> RECORD EXCERPTS:

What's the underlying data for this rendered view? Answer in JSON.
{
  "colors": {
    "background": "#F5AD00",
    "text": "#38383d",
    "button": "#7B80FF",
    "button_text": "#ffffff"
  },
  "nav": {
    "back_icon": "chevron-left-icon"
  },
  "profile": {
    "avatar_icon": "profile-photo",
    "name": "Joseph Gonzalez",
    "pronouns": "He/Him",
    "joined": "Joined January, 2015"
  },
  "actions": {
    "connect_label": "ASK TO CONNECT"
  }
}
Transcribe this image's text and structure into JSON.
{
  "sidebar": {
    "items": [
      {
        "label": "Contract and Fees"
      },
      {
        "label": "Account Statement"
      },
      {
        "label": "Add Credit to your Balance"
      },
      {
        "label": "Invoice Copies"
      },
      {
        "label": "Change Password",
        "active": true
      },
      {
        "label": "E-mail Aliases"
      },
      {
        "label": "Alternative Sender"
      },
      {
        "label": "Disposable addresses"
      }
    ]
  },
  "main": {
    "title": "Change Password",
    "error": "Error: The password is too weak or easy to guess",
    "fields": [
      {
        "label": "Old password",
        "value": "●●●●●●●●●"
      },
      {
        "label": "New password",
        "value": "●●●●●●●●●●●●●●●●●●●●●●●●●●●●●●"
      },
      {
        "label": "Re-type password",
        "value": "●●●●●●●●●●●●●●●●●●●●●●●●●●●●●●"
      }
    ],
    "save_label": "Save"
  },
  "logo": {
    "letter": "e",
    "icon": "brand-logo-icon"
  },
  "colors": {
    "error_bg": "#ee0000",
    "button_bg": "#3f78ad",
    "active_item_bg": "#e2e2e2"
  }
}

> GOAL: Set down each entry again, unchanged.

> RESULT FOR THIS TASK:
What's the underlying data for this rendered view? Answer in JSON.
{
  "colors": {
    "background": "#F5AD00",
    "text": "#38383d",
    "button": "#7B80FF",
    "button_text": "#ffffff"
  },
  "nav": {
    "back_icon": "chevron-left-icon"
  },
  "profile": {
    "avatar_icon": "profile-photo",
    "name": "Joseph Gonzalez",
    "pronouns": "He/Him",
    "joined": "Joined January, 2015"
  },
  "actions": {
    "connect_label": "ASK TO CONNECT"
  }
}
Transcribe this image's text and structure into JSON.
{
  "sidebar": {
    "items": [
      {
        "label": "Contract and Fees"
      },
      {
        "label": "Account Statement"
      },
      {
        "label": "Add Credit to your Balance"
      },
      {
        "label": "Invoice Copies"
      },
      {
        "label": "Change Password",
        "active": true
      },
      {
        "label": "E-mail Aliases"
      },
      {
        "label": "Alternative Sender"
      },
      {
        "label": "Disposable addresses"
      }
    ]
  },
  "main": {
    "title": "Change Password",
    "error": "Error: The password is too weak or easy to guess",
    "fields": [
      {
        "label": "Old password",
        "value": "●●●●●●●●●"
      },
      {
        "label": "New password",
        "value": "●●●●●●●●●●●●●●●●●●●●●●●●●●●●●●"
      },
      {
        "label": "Re-type password",
        "value": "●●●●●●●●●●●●●●●●●●●●●●●●●●●●●●"
      }
    ],
    "save_label": "Save"
  },
  "logo": {
    "letter": "e",
    "icon": "brand-logo-icon"
  },
  "colors": {
    "error_bg": "#ee0000",
    "button_bg": "#3f78ad",
    "active_item_bg": "#e2e2e2"
  }
}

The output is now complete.